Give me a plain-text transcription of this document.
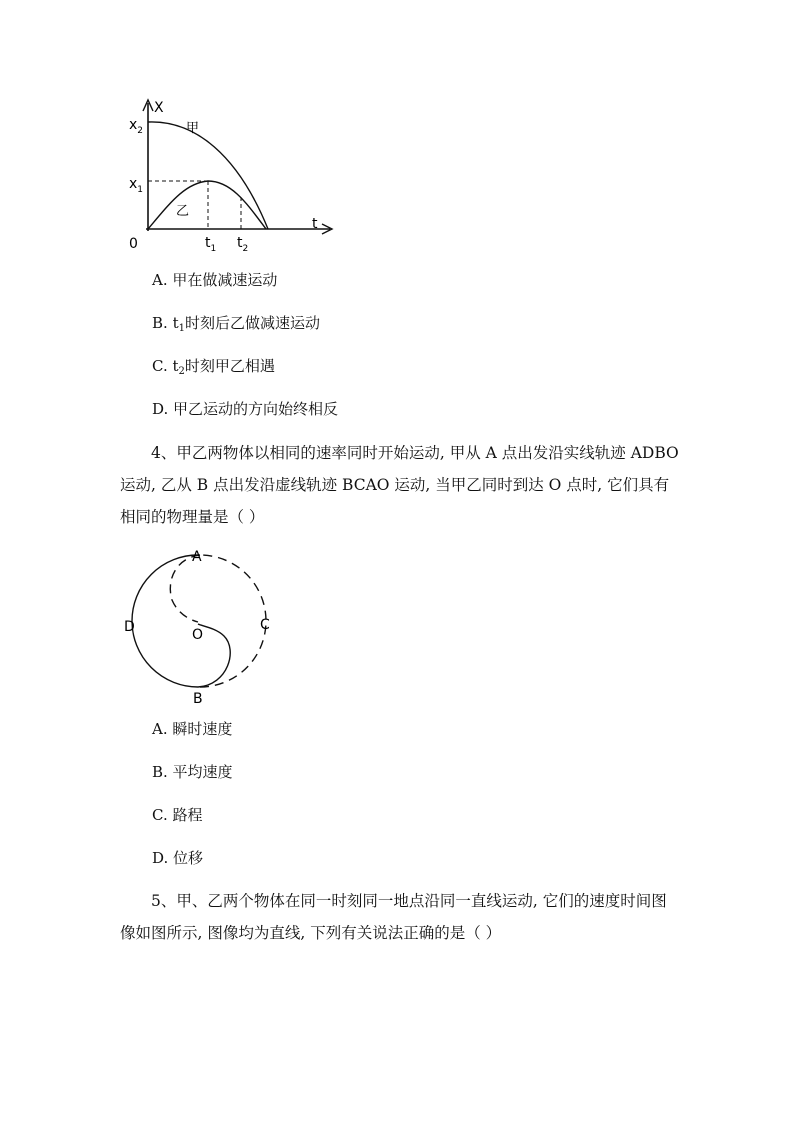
X
t
0
$x_2$
$x_1$
$t_1$ $t_2$
甲
乙
A. 甲在做减速运动
B. $t_1$时刻后乙做减速运动
C. $t_2$时刻甲乙相遇
D. 甲乙运动的方向始终相反
4、甲乙两物体以相同的速率同时开始运动, 甲从 A 点出发沿实线轨迹 ADBO 运动, 乙从 B 点出发沿虚线轨迹 BCAO 运动, 当甲乙同时到达 O 点时, 它们具有相同的物理量是（ ）
A
B
C
D	O
A. 瞬时速度
B. 平均速度
C. 路程
D. 位移
5、甲、乙两个物体在同一时刻同一地点沿同一直线运动, 它们的速度时间图像如图所示, 图像均为直线, 下列有关说法正确的是（ ）
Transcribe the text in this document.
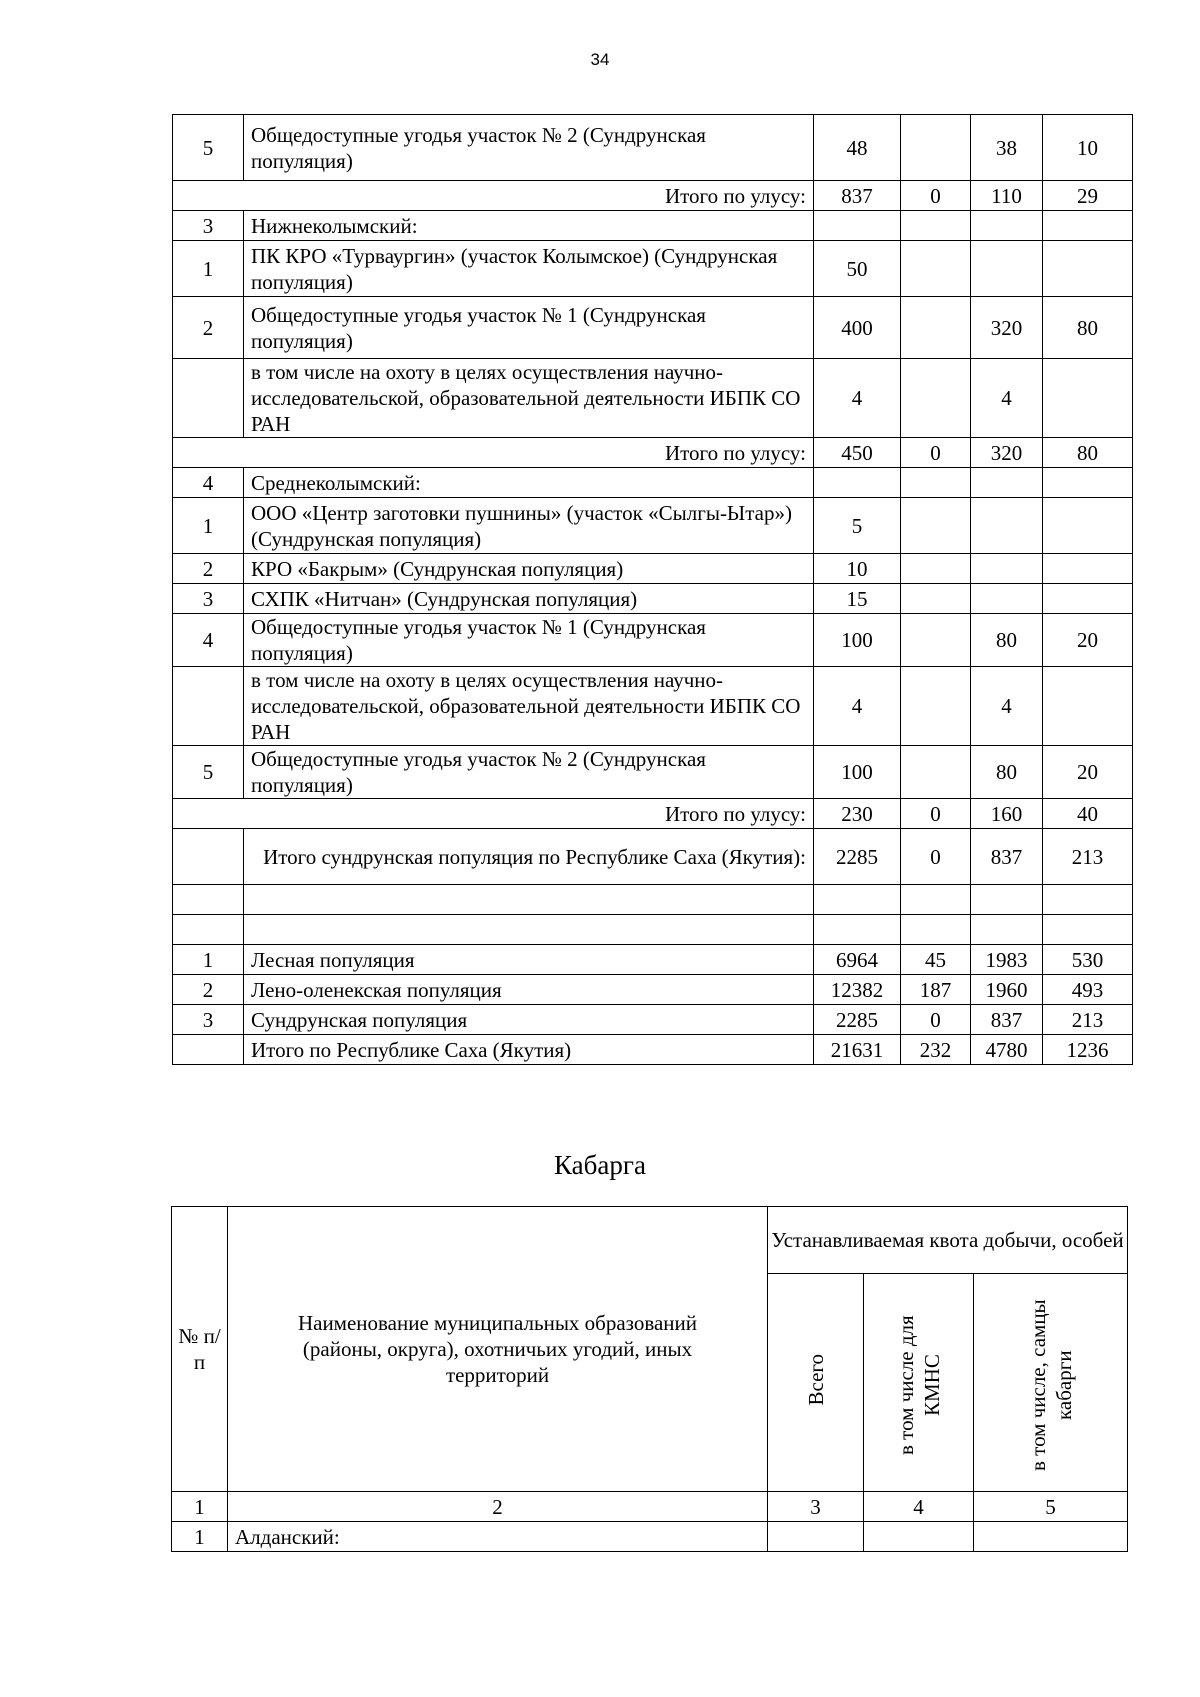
34
5	Общедоступные угодья участок № 2 (Сундрунская популяция)	48		38	10
Итого по улусу:		837	0	110	29
3	Нижнеколымский:				
1	ПК КРО «Турваургин» (участок Колымское) (Сундрунская популяция)	50			
2	Общедоступные угодья участок № 1 (Сундрунская популяция)	400		320	80
	в том числе на охоту в целях осуществления научно-исследовательской, образовательной деятельности ИБПК СО РАН	4		4	
Итого по улусу:		450	0	320	80
4	Среднеколымский:				
1	ООО «Центр заготовки пушнины» (участок «Сылгы-Ытар») (Сундрунская популяция)	5			
2	КРО «Бакрым» (Сундрунская популяция)	10			
3	СХПК «Нитчан» (Сундрунская популяция)	15			
4	Общедоступные угодья участок № 1 (Сундрунская популяция)	100		80	20
	в том числе на охоту в целях осуществления научно-исследовательской, образовательной деятельности ИБПК СО РАН	4		4	
5	Общедоступные угодья участок № 2 (Сундрунская популяция)	100		80	20
Итого по улусу:		230	0	160	40
	Итого сундрунская популяция по Республике Саха (Якутия):	2285	0	837	213

1	Лесная популяция	6964	45	1983	530
2	Лено-оленекская популяция	12382	187	1960	493
3	Сундрунская популяция	2285	0	837	213
	Итого по Республике Саха (Якутия)	21631	232	4780	1236
Кабарга
№ п/п	Наименование муниципальных образований (районы, округа), охотничьих угодий, иных территорий	Устанавливаемая квота добычи, особей		
		Всего	в том числе для КМНС	в том числе, самцы кабарги
1	2	3	4	5
1	Алданский:			
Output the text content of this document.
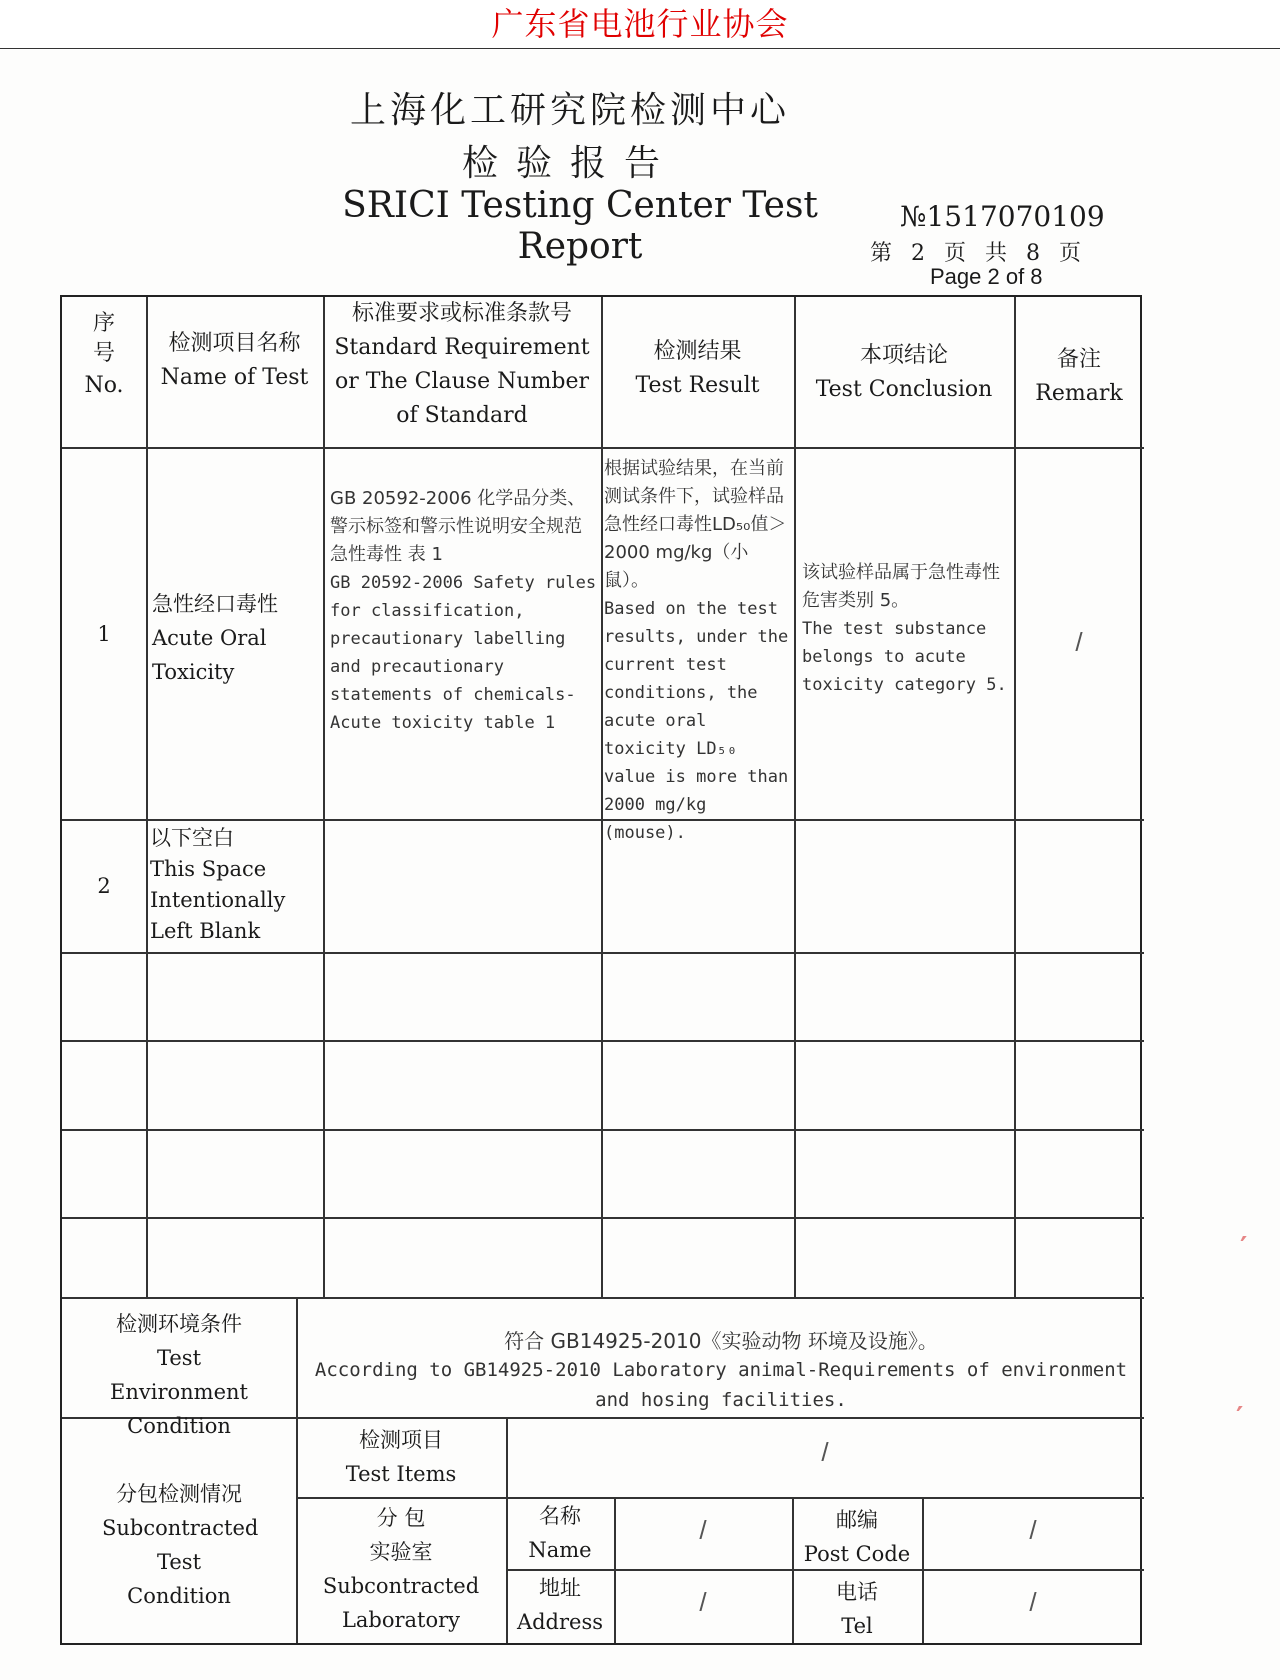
广东省电池行业协会
上海化工研究院检测中心
检验报告
SRICI Testing Center Test Report
№1517070109
第 2 页 共 8 页
Page 2 of 8
′
′
序号
No.
检测项目名称
Name of Test
标准要求或标准条款号
Standard Requirement or The Clause Number of Standard
检测结果
Test Result
本项结论
Test Conclusion
备注
Remark
1
急性经口毒性
Acute Oral Toxicity
GB 20592-2006 化学品分类、警示标签和警示性说明安全规范 急性毒性 表 1
GB 20592-2006 Safety rules for classification, precautionary labelling and precautionary statements of chemicals-Acute toxicity table 1
根据试验结果，在当前测试条件下，试验样品急性经口毒性LD₅₀值＞2000 mg/kg（小鼠）。
Based on the test results, under the current test conditions, the acute oral toxicity LD₅₀ value is more than 2000 mg/kg (mouse).
该试验样品属于急性毒性危害类别 5。
The test substance belongs to acute toxicity category 5.
/
2
以下空白
This Space Intentionally Left Blank
检测环境条件
Test Environment Condition
符合 GB14925-2010《实验动物 环境及设施》。
According to GB14925-2010 Laboratory animal-Requirements of environment and hosing facilities.
分包检测情况
Subcontracted Test Condition
检测项目
Test Items
/
分 包 实验室
Subcontracted Laboratory
名称
Name
/	邮编
Post Code
/
地址
Address
/	电话
Tel
/
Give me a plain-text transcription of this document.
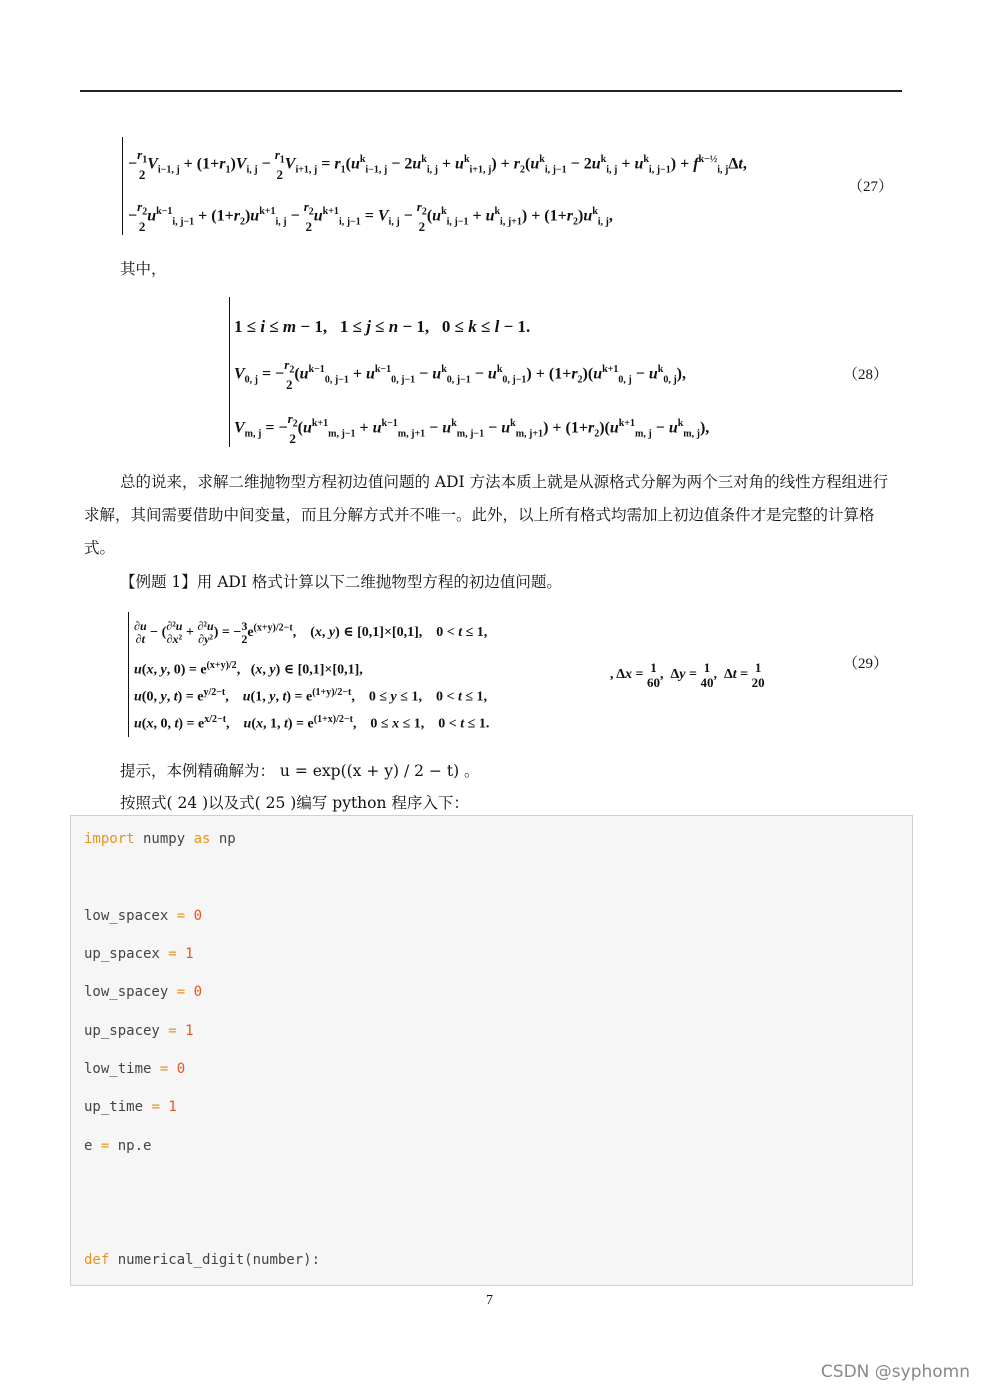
$-r_1$
$2V_{i-1, j} + (1+r_1)V_{i, j} - r_1$
$2V_{i+1, j} = r_1(u^k_{i-1, j} - 2u^k_{i, j} + u^k_{i+1, j}) + r_2(u^k_{i, j-1} - 2u^k_{i, j} + u^k_{i, j-1}) + f^{k-\frac{1}{2}}_{i, j}\Delta t$,
$-r_2$
$2u^{k-1}_{i, j-1} + (1+r_2)u^{k+1}_{i, j} - r_2$
$2u^{k+1}_{i, j-1} = V_{i, j} - r_2$
$2(u^k_{i, j-1} + u^k_{i, j+1}) + (1+r_2)u^k_{i, j}$,
（27）
其中，
1 ≤ i ≤ m − 1,   1 ≤ j ≤ n − 1,   0 ≤ k ≤ l − 1.
$V_{0, j} = -r_2$
$2(u^{k-1}_{0, j-1} + u^{k-1}_{0, j-1} - u^k_{0, j-1} - u^k_{0, j-1}) + (1+r_2)(u^{k+1}_{0, j} - u^k_{0, j})$,
$V_{m, j} = -r_2$
$2(u^{k+1}_{m, j-1} + u^{k-1}_{m, j+1} - u^k_{m, j-1} - u^k_{m, j+1}) + (1+r_2)(u^{k+1}_{m, j} - u^k_{m, j})$,
（28）
总的说来，求解二维抛物型方程初边值问题的 ADI 方法本质上就是从源格式分解为两个三对角的线性方程组进行求解，其间需要借助中间变量，而且分解方式并不唯一。此外，以上所有格式均需加上初边值条件才是完整的计算格式。
【例题 1】用 ADI 格式计算以下二维抛物型方程的初边值问题。
∂u
∂t − (∂²u
∂x² + ∂²u
∂y²) = −3
$2e^{(x+y)/2-t}$,    (x, y) ∈ [0,1]×[0,1],    0 < t ≤ 1,
u(x, y, $0) = e^{(x+y)/2}$,   (x, y) ∈ [0,1]×[0,1],
u(0, y, $t) = e^{y/2-t}$,    u(1, y, $t) = e^{(1+y)/2-t}$,    0 ≤ y ≤ 1,    0 < t ≤ 1,
u(x, 0, $t) = e^{x/2-t}$,    u(x, 1, $t) = e^{(1+x)/2-t}$,    0 ≤ x ≤ 1,    0 < t ≤ 1.
, Δx = 1
60,  Δy = 1
40,  Δt = 1
20
（29）
提示，本例精确解为： u = exp((x + y) / 2 − t) 。
按照式( 24 )以及式( 25 )编写 python 程序入下：
import numpy as np
low_spacex = 0
up_spacex = 1
low_spacey = 0
up_spacey = 1
low_time = 0
up_time = 1
e = np.e
def numerical_digit(number):
7
CSDN @syphomn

(Directive) Show the lines of the records that include the string "document".

(Written response)
Give me a plain-text transcription of this document.
Transcribe the text in this document.
Output the text content of this document.
Give me a plain-text transcription of this document.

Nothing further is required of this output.